*Set problem*:
Reproduce the entries exactly.

━━━━━━━━

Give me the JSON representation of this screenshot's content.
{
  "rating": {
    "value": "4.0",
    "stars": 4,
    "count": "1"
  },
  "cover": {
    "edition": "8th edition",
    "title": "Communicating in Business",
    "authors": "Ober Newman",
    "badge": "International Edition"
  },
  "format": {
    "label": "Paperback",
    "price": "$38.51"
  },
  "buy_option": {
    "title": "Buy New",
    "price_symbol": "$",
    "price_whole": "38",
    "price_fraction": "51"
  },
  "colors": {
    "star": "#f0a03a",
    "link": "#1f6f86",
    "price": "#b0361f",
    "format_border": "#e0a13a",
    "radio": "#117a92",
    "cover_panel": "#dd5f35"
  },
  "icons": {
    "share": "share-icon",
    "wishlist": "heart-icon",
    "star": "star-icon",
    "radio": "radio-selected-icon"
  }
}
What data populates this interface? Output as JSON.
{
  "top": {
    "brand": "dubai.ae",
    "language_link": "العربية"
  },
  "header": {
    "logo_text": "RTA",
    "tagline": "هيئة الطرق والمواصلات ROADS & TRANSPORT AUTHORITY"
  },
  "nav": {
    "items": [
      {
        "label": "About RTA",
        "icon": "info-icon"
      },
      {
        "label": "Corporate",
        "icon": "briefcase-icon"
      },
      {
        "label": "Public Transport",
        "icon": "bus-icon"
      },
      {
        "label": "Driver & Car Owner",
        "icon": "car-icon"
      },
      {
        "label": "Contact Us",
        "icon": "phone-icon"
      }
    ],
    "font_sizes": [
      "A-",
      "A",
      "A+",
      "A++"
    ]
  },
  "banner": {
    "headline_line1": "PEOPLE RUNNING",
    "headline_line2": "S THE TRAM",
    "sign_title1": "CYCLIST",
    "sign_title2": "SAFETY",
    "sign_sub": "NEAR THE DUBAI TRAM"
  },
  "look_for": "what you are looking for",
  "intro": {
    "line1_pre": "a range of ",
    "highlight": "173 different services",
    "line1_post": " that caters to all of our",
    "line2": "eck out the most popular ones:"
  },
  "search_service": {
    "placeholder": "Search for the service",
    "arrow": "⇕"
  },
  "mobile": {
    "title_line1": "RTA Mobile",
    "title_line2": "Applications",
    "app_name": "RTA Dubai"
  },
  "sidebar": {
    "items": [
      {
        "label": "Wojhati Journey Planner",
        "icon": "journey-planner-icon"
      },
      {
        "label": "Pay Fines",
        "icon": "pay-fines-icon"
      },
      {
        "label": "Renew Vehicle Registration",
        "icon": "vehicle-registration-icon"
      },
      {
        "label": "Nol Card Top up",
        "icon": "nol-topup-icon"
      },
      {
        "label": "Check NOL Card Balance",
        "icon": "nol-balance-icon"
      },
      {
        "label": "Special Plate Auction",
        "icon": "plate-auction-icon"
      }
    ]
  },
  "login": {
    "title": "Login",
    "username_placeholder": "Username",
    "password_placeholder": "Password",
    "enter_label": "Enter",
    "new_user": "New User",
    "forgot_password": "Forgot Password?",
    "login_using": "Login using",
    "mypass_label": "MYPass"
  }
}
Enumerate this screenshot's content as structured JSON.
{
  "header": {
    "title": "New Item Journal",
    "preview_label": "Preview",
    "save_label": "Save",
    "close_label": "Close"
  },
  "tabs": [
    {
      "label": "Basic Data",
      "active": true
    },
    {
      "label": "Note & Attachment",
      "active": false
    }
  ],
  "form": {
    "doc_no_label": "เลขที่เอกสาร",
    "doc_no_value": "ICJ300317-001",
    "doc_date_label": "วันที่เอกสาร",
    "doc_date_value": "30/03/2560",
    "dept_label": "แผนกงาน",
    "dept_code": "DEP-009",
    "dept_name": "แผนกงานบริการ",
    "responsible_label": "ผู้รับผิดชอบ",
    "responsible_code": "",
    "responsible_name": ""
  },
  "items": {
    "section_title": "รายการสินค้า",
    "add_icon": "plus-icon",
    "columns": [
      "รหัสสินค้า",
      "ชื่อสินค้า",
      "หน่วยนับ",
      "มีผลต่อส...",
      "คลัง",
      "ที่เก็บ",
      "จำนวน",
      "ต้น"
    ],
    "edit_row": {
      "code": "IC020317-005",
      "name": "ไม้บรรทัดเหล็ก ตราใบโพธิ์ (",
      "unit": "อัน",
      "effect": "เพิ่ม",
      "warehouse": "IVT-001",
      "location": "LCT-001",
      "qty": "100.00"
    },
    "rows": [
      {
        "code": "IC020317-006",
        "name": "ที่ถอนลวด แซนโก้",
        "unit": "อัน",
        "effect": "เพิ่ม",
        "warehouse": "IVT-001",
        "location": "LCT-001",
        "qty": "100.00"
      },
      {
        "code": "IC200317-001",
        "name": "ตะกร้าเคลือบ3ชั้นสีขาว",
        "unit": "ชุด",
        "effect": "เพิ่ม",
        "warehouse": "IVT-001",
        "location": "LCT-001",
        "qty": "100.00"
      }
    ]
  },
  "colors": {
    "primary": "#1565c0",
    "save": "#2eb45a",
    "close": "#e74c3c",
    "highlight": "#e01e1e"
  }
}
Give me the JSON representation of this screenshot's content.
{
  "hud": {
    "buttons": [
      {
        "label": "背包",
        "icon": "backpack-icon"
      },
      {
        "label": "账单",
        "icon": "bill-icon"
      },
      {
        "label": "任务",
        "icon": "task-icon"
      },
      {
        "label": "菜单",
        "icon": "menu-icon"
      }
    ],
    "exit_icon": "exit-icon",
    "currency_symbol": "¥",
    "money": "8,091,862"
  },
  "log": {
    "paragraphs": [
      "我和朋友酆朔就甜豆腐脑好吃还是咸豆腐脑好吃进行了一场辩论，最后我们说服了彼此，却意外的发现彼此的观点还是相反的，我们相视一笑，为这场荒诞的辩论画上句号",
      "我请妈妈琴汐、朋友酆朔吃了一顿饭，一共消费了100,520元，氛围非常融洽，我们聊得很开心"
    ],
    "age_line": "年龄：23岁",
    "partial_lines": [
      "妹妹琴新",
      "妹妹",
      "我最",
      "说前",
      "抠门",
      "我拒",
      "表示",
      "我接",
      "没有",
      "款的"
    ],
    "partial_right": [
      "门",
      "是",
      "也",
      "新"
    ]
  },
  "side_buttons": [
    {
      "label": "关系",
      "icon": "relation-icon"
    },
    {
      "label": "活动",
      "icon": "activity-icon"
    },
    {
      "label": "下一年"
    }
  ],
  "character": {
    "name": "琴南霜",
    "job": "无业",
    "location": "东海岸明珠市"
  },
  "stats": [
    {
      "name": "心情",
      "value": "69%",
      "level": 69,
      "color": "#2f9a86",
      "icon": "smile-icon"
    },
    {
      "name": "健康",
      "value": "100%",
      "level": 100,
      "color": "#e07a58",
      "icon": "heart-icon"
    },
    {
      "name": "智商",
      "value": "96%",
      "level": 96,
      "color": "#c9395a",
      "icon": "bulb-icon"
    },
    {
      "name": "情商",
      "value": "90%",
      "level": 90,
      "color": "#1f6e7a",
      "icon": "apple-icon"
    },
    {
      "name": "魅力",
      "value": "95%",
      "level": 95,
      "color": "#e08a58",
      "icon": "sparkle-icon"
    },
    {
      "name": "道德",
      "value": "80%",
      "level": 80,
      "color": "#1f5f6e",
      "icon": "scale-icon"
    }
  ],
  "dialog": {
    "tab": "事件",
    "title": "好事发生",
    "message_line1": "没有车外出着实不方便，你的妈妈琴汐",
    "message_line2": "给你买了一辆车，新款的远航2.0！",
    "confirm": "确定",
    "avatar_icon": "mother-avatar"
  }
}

━━━━━━━━

*Reply to the task*:
Give me the JSON representation of this screenshot's content.
{
  "rating": {
    "value": "4.0",
    "stars": 4,
    "count": "1"
  },
  "cover": {
    "edition": "8th edition",
    "title": "Communicating in Business",
    "authors": "Ober Newman",
    "badge": "International Edition"
  },
  "format": {
    "label": "Paperback",
    "price": "$38.51"
  },
  "buy_option": {
    "title": "Buy New",
    "price_symbol": "$",
    "price_whole": "38",
    "price_fraction": "51"
  },
  "colors": {
    "star": "#f0a03a",
    "link": "#1f6f86",
    "price": "#b0361f",
    "format_border": "#e0a13a",
    "radio": "#117a92",
    "cover_panel": "#dd5f35"
  },
  "icons": {
    "share": "share-icon",
    "wishlist": "heart-icon",
    "star": "star-icon",
    "radio": "radio-selected-icon"
  }
}
What data populates this interface? Output as JSON.
{
  "top": {
    "brand": "dubai.ae",
    "language_link": "العربية"
  },
  "header": {
    "logo_text": "RTA",
    "tagline": "هيئة الطرق والمواصلات ROADS & TRANSPORT AUTHORITY"
  },
  "nav": {
    "items": [
      {
        "label": "About RTA",
        "icon": "info-icon"
      },
      {
        "label": "Corporate",
        "icon": "briefcase-icon"
      },
      {
        "label": "Public Transport",
        "icon": "bus-icon"
      },
      {
        "label": "Driver & Car Owner",
        "icon": "car-icon"
      },
      {
        "label": "Contact Us",
        "icon": "phone-icon"
      }
    ],
    "font_sizes": [
      "A-",
      "A",
      "A+",
      "A++"
    ]
  },
  "banner": {
    "headline_line1": "PEOPLE RUNNING",
    "headline_line2": "S THE TRAM",
    "sign_title1": "CYCLIST",
    "sign_title2": "SAFETY",
    "sign_sub": "NEAR THE DUBAI TRAM"
  },
  "look_for": "what you are looking for",
  "intro": {
    "line1_pre": "a range of ",
    "highlight": "173 different services",
    "line1_post": " that caters to all of our",
    "line2": "eck out the most popular ones:"
  },
  "search_service": {
    "placeholder": "Search for the service",
    "arrow": "⇕"
  },
  "mobile": {
    "title_line1": "RTA Mobile",
    "title_line2": "Applications",
    "app_name": "RTA Dubai"
  },
  "sidebar": {
    "items": [
      {
        "label": "Wojhati Journey Planner",
        "icon": "journey-planner-icon"
      },
      {
        "label": "Pay Fines",
        "icon": "pay-fines-icon"
      },
      {
        "label": "Renew Vehicle Registration",
        "icon": "vehicle-registration-icon"
      },
      {
        "label": "Nol Card Top up",
        "icon": "nol-topup-icon"
      },
      {
        "label": "Check NOL Card Balance",
        "icon": "nol-balance-icon"
      },
      {
        "label": "Special Plate Auction",
        "icon": "plate-auction-icon"
      }
    ]
  },
  "login": {
    "title": "Login",
    "username_placeholder": "Username",
    "password_placeholder": "Password",
    "enter_label": "Enter",
    "new_user": "New User",
    "forgot_password": "Forgot Password?",
    "login_using": "Login using",
    "mypass_label": "MYPass"
  }
}
Enumerate this screenshot's content as structured JSON.
{
  "header": {
    "title": "New Item Journal",
    "preview_label": "Preview",
    "save_label": "Save",
    "close_label": "Close"
  },
  "tabs": [
    {
      "label": "Basic Data",
      "active": true
    },
    {
      "label": "Note & Attachment",
      "active": false
    }
  ],
  "form": {
    "doc_no_label": "เลขที่เอกสาร",
    "doc_no_value": "ICJ300317-001",
    "doc_date_label": "วันที่เอกสาร",
    "doc_date_value": "30/03/2560",
    "dept_label": "แผนกงาน",
    "dept_code": "DEP-009",
    "dept_name": "แผนกงานบริการ",
    "responsible_label": "ผู้รับผิดชอบ",
    "responsible_code": "",
    "responsible_name": ""
  },
  "items": {
    "section_title": "รายการสินค้า",
    "add_icon": "plus-icon",
    "columns": [
      "รหัสสินค้า",
      "ชื่อสินค้า",
      "หน่วยนับ",
      "มีผลต่อส...",
      "คลัง",
      "ที่เก็บ",
      "จำนวน",
      "ต้น"
    ],
    "edit_row": {
      "code": "IC020317-005",
      "name": "ไม้บรรทัดเหล็ก ตราใบโพธิ์ (",
      "unit": "อัน",
      "effect": "เพิ่ม",
      "warehouse": "IVT-001",
      "location": "LCT-001",
      "qty": "100.00"
    },
    "rows": [
      {
        "code": "IC020317-006",
        "name": "ที่ถอนลวด แซนโก้",
        "unit": "อัน",
        "effect": "เพิ่ม",
        "warehouse": "IVT-001",
        "location": "LCT-001",
        "qty": "100.00"
      },
      {
        "code": "IC200317-001",
        "name": "ตะกร้าเคลือบ3ชั้นสีขาว",
        "unit": "ชุด",
        "effect": "เพิ่ม",
        "warehouse": "IVT-001",
        "location": "LCT-001",
        "qty": "100.00"
      }
    ]
  },
  "colors": {
    "primary": "#1565c0",
    "save": "#2eb45a",
    "close": "#e74c3c",
    "highlight": "#e01e1e"
  }
}
Give me the JSON representation of this screenshot's content.
{
  "hud": {
    "buttons": [
      {
        "label": "背包",
        "icon": "backpack-icon"
      },
      {
        "label": "账单",
        "icon": "bill-icon"
      },
      {
        "label": "任务",
        "icon": "task-icon"
      },
      {
        "label": "菜单",
        "icon": "menu-icon"
      }
    ],
    "exit_icon": "exit-icon",
    "currency_symbol": "¥",
    "money": "8,091,862"
  },
  "log": {
    "paragraphs": [
      "我和朋友酆朔就甜豆腐脑好吃还是咸豆腐脑好吃进行了一场辩论，最后我们说服了彼此，却意外的发现彼此的观点还是相反的，我们相视一笑，为这场荒诞的辩论画上句号",
      "我请妈妈琴汐、朋友酆朔吃了一顿饭，一共消费了100,520元，氛围非常融洽，我们聊得很开心"
    ],
    "age_line": "年龄：23岁",
    "partial_lines": [
      "妹妹琴新",
      "妹妹",
      "我最",
      "说前",
      "抠门",
      "我拒",
      "表示",
      "我接",
      "没有",
      "款的"
    ],
    "partial_right": [
      "门",
      "是",
      "也",
      "新"
    ]
  },
  "side_buttons": [
    {
      "label": "关系",
      "icon": "relation-icon"
    },
    {
      "label": "活动",
      "icon": "activity-icon"
    },
    {
      "label": "下一年"
    }
  ],
  "character": {
    "name": "琴南霜",
    "job": "无业",
    "location": "东海岸明珠市"
  },
  "stats": [
    {
      "name": "心情",
      "value": "69%",
      "level": 69,
      "color": "#2f9a86",
      "icon": "smile-icon"
    },
    {
      "name": "健康",
      "value": "100%",
      "level": 100,
      "color": "#e07a58",
      "icon": "heart-icon"
    },
    {
      "name": "智商",
      "value": "96%",
      "level": 96,
      "color": "#c9395a",
      "icon": "bulb-icon"
    },
    {
      "name": "情商",
      "value": "90%",
      "level": 90,
      "color": "#1f6e7a",
      "icon": "apple-icon"
    },
    {
      "name": "魅力",
      "value": "95%",
      "level": 95,
      "color": "#e08a58",
      "icon": "sparkle-icon"
    },
    {
      "name": "道德",
      "value": "80%",
      "level": 80,
      "color": "#1f5f6e",
      "icon": "scale-icon"
    }
  ],
  "dialog": {
    "tab": "事件",
    "title": "好事发生",
    "message_line1": "没有车外出着实不方便，你的妈妈琴汐",
    "message_line2": "给你买了一辆车，新款的远航2.0！",
    "confirm": "确定",
    "avatar_icon": "mother-avatar"
  }
}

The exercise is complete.